**The exercise:**
Gather up every line that includes the string "Objects".

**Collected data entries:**
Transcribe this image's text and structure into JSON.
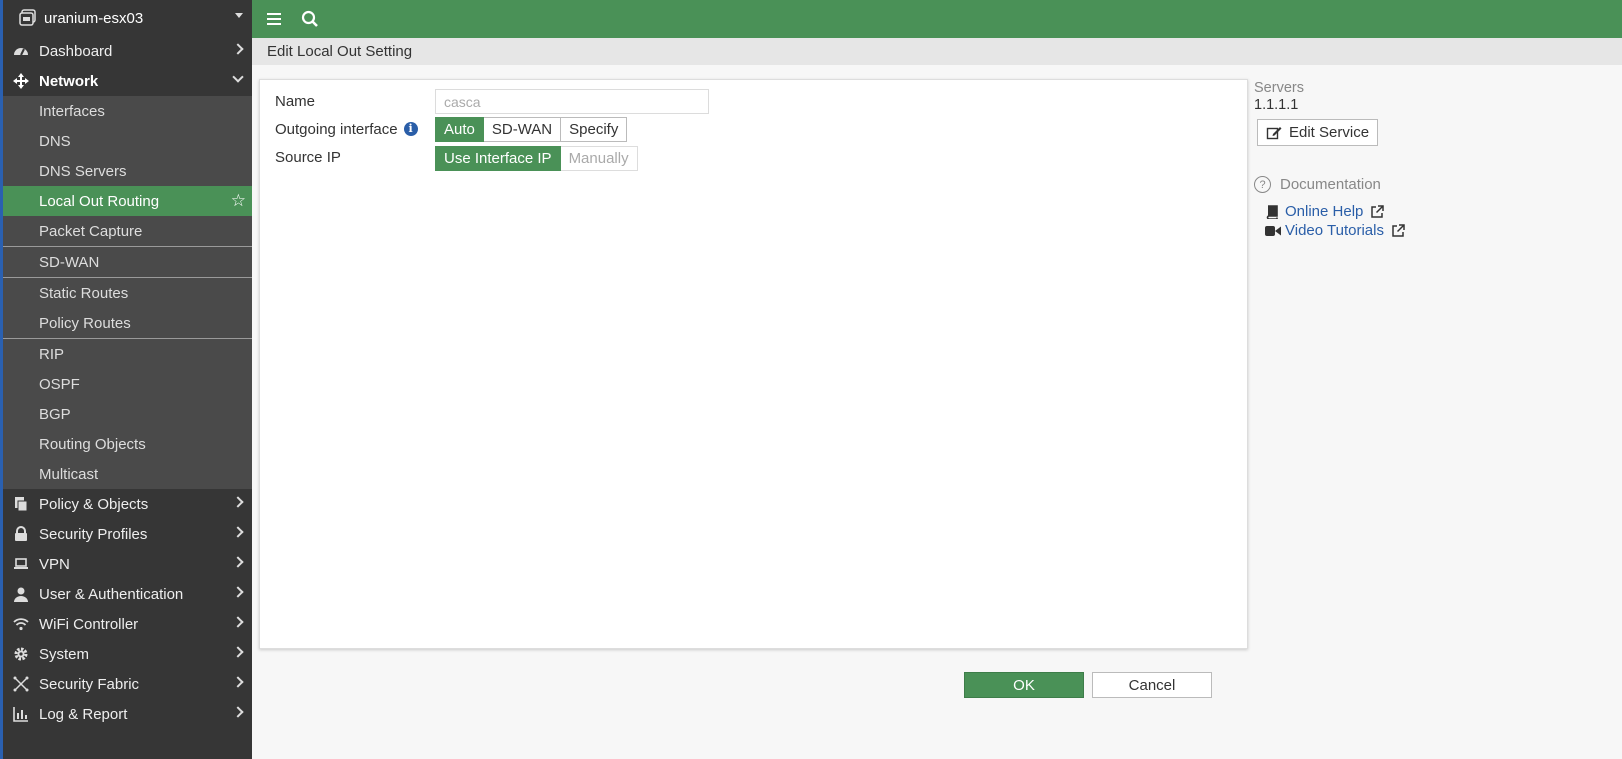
{
  "device": {
    "name": "uranium-esx03"
  },
  "sidebar": {
    "items": [
      {
        "label": "Dashboard",
        "icon": "dashboard-icon"
      },
      {
        "label": "Network",
        "icon": "network-icon"
      },
      {
        "label": "Policy & Objects",
        "icon": "policy-icon"
      },
      {
        "label": "Security Profiles",
        "icon": "lock-icon"
      },
      {
        "label": "VPN",
        "icon": "laptop-icon"
      },
      {
        "label": "User & Authentication",
        "icon": "user-icon"
      },
      {
        "label": "WiFi Controller",
        "icon": "wifi-icon"
      },
      {
        "label": "System",
        "icon": "gear-icon"
      },
      {
        "label": "Security Fabric",
        "icon": "fabric-icon"
      },
      {
        "label": "Log & Report",
        "icon": "chart-icon"
      }
    ],
    "network_sub": [
      "Interfaces",
      "DNS",
      "DNS Servers",
      "Local Out Routing",
      "Packet Capture",
      "SD-WAN",
      "Static Routes",
      "Policy Routes",
      "RIP",
      "OSPF",
      "BGP",
      "Routing Objects",
      "Multicast"
    ]
  },
  "breadcrumb": {
    "title": "Edit Local Out Setting"
  },
  "form": {
    "name_label": "Name",
    "name_value": "casca",
    "outgoing_label": "Outgoing interface",
    "outgoing_options": [
      "Auto",
      "SD-WAN",
      "Specify"
    ],
    "outgoing_selected": "Auto",
    "source_ip_label": "Source IP",
    "source_ip_options": [
      "Use Interface IP",
      "Manually"
    ],
    "source_ip_selected": "Use Interface IP"
  },
  "footer": {
    "ok_label": "OK",
    "cancel_label": "Cancel"
  },
  "right_panel": {
    "servers_label": "Servers",
    "servers_value": "1.1.1.1",
    "edit_service_label": "Edit Service",
    "documentation_label": "Documentation",
    "online_help_label": "Online Help",
    "video_tutorials_label": "Video Tutorials"
  },
  "colors": {
    "brand_green": "#4a9157",
    "sidebar_bg": "#363636",
    "link_blue": "#2a5ea8"
  }
}
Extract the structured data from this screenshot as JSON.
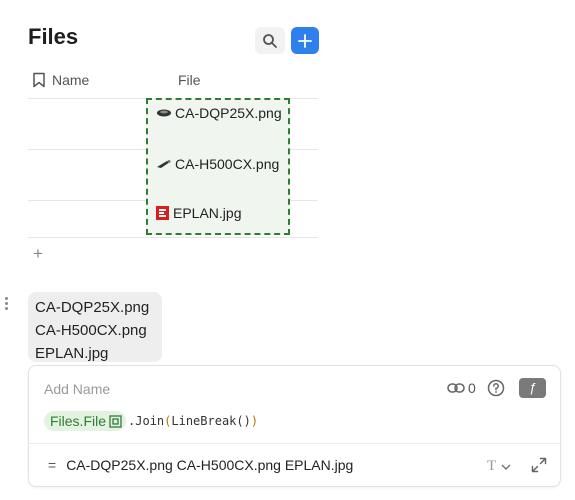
{
  "header": {
    "title": "Files"
  },
  "table": {
    "columns": {
      "name": "Name",
      "file": "File"
    },
    "rows": [
      {
        "name": "",
        "file": "CA-DQP25X.png"
      },
      {
        "name": "",
        "file": "CA-H500CX.png"
      },
      {
        "name": "",
        "file": "EPLAN.jpg"
      }
    ],
    "add_row": "+"
  },
  "result_chip": {
    "lines": [
      "CA-DQP25X.png",
      "CA-H500CX.png",
      "EPLAN.jpg"
    ]
  },
  "editor": {
    "name_placeholder": "Add Name",
    "link_count": "0",
    "fx_label": "ƒ",
    "formula": {
      "reference": "Files.File",
      "method": ".Join",
      "open_paren": "(",
      "arg_fn": "LineBreak",
      "arg_parens": "()",
      "close_paren": ")"
    },
    "result_eq": "=",
    "result_text": "CA-DQP25X.png CA-H500CX.png EPLAN.jpg",
    "type_icon_label": "T"
  },
  "colors": {
    "accent": "#2f80ed",
    "selection_border": "#2e7d32",
    "selection_bg": "#f0f6ef",
    "pill_bg": "#e3f2e1"
  }
}
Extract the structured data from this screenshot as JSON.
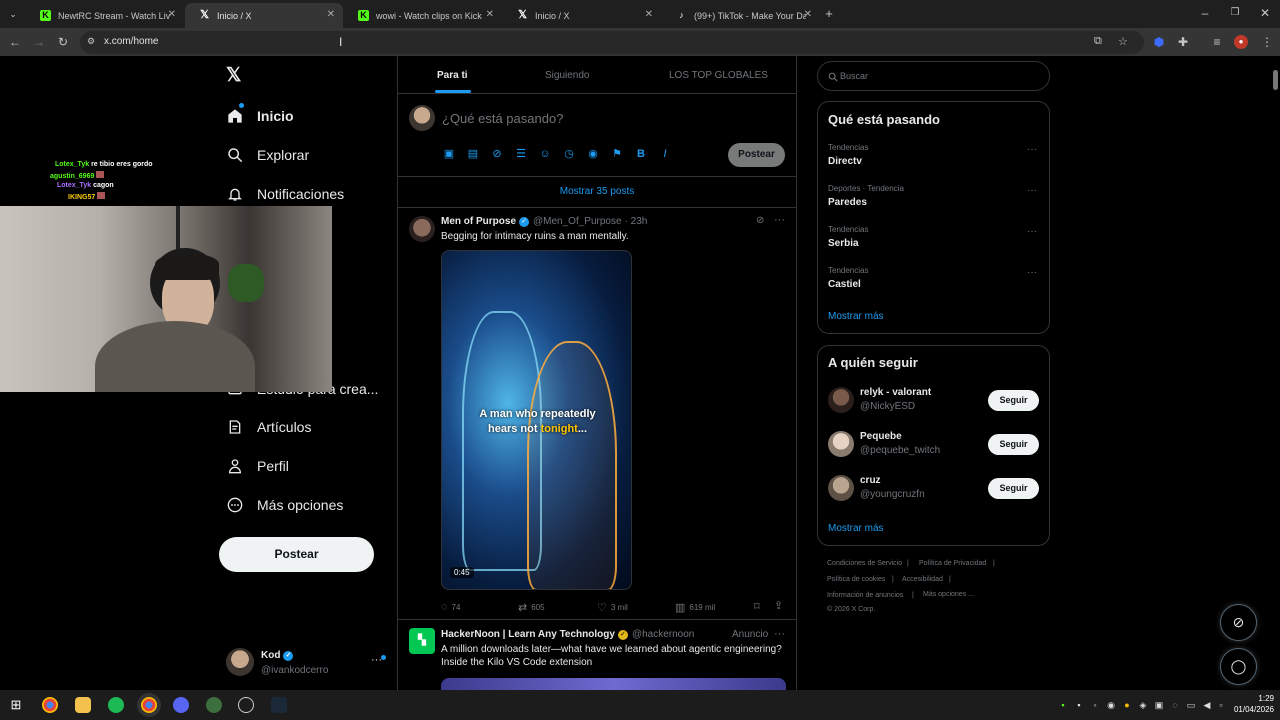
{
  "browser": {
    "tabs": [
      {
        "title": "NewtRC Stream - Watch Live on",
        "favicon": "kick-icon",
        "active": false
      },
      {
        "title": "Inicio / X",
        "favicon": "x-icon",
        "active": true
      },
      {
        "title": "wowi - Watch clips on Kick",
        "favicon": "kick-icon",
        "active": false
      },
      {
        "title": "Inicio / X",
        "favicon": "x-icon",
        "active": false
      },
      {
        "title": "(99+) TikTok - Make Your Day",
        "favicon": "tiktok-icon",
        "active": false
      }
    ],
    "new_tab_label": "+",
    "url": "x.com/home"
  },
  "nav": {
    "items": [
      {
        "label": "Inicio",
        "icon": "home-icon"
      },
      {
        "label": "Explorar",
        "icon": "search-icon"
      },
      {
        "label": "Notificaciones",
        "icon": "bell-icon"
      },
      {
        "label": "Estudio para crea...",
        "icon": "studio-icon"
      },
      {
        "label": "Artículos",
        "icon": "article-icon"
      },
      {
        "label": "Perfil",
        "icon": "person-icon"
      },
      {
        "label": "Más opciones",
        "icon": "more-circle-icon"
      }
    ],
    "post_button": "Postear",
    "account": {
      "name": "Kod",
      "handle": "@ivankodcerro"
    }
  },
  "stream_overlay": {
    "chat": [
      {
        "user": "Lotex_Tyk",
        "text": "re tibio eres gordo"
      },
      {
        "user": "agustin_6969",
        "text": ""
      },
      {
        "user": "Lotex_Tyk",
        "text": "cagon"
      },
      {
        "user": "IKING57",
        "text": ""
      }
    ]
  },
  "feed": {
    "tabs": [
      "Para ti",
      "Siguiendo",
      "LOS TOP GLOBALES"
    ],
    "composer_placeholder": "¿Qué está pasando?",
    "composer_post": "Postear",
    "show_more": "Mostrar 35 posts",
    "tweet1": {
      "name": "Men of Purpose",
      "handle": "@Men_Of_Purpose",
      "time": "· 23h",
      "text": "Begging for intimacy ruins a man mentally.",
      "video_caption_1": "A man who repeatedly",
      "video_caption_2a": "hears not ",
      "video_caption_2b": "tonight",
      "video_caption_2c": "...",
      "duration": "0:45",
      "replies": "74",
      "reposts": "605",
      "likes": "3 mil",
      "views": "619 mil"
    },
    "tweet2": {
      "name": "HackerNoon | Learn Any Technology",
      "handle": "@hackernoon",
      "ad": "Anuncio",
      "text": "A million downloads later—what have we learned about agentic engineering? Inside the Kilo VS Code extension"
    }
  },
  "sidebar": {
    "search_placeholder": "Buscar",
    "trends_title": "Qué está pasando",
    "trends": [
      {
        "meta": "Tendencias",
        "name": "Directv"
      },
      {
        "meta": "Deportes · Tendencia",
        "name": "Paredes"
      },
      {
        "meta": "Tendencias",
        "name": "Serbia"
      },
      {
        "meta": "Tendencias",
        "name": "Castiel"
      }
    ],
    "trends_more": "Mostrar más",
    "follow_title": "A quién seguir",
    "follow": [
      {
        "name": "relyk - valorant",
        "handle": "@NickyESD",
        "button": "Seguir"
      },
      {
        "name": "Pequebe",
        "handle": "@pequebe_twitch",
        "button": "Seguir"
      },
      {
        "name": "cruz",
        "handle": "@youngcruzfn",
        "button": "Seguir"
      }
    ],
    "follow_more": "Mostrar más",
    "footer": {
      "terms": "Condiciones de Servicio",
      "privacy": "Política de Privacidad",
      "cookies": "Política de cookies",
      "accessibility": "Accesibilidad",
      "ads_info": "Información de anuncios",
      "more": "Más opciones ...",
      "copyright": "© 2026 X Corp."
    }
  },
  "taskbar": {
    "time": "1:29",
    "date": "01/04/2026"
  },
  "colors": {
    "accent": "#1d9bf0",
    "background": "#000000",
    "border": "#2f3336",
    "muted": "#71767b"
  }
}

**Correct result:**
        "label": "Policy & Objects",
      "Routing Objects",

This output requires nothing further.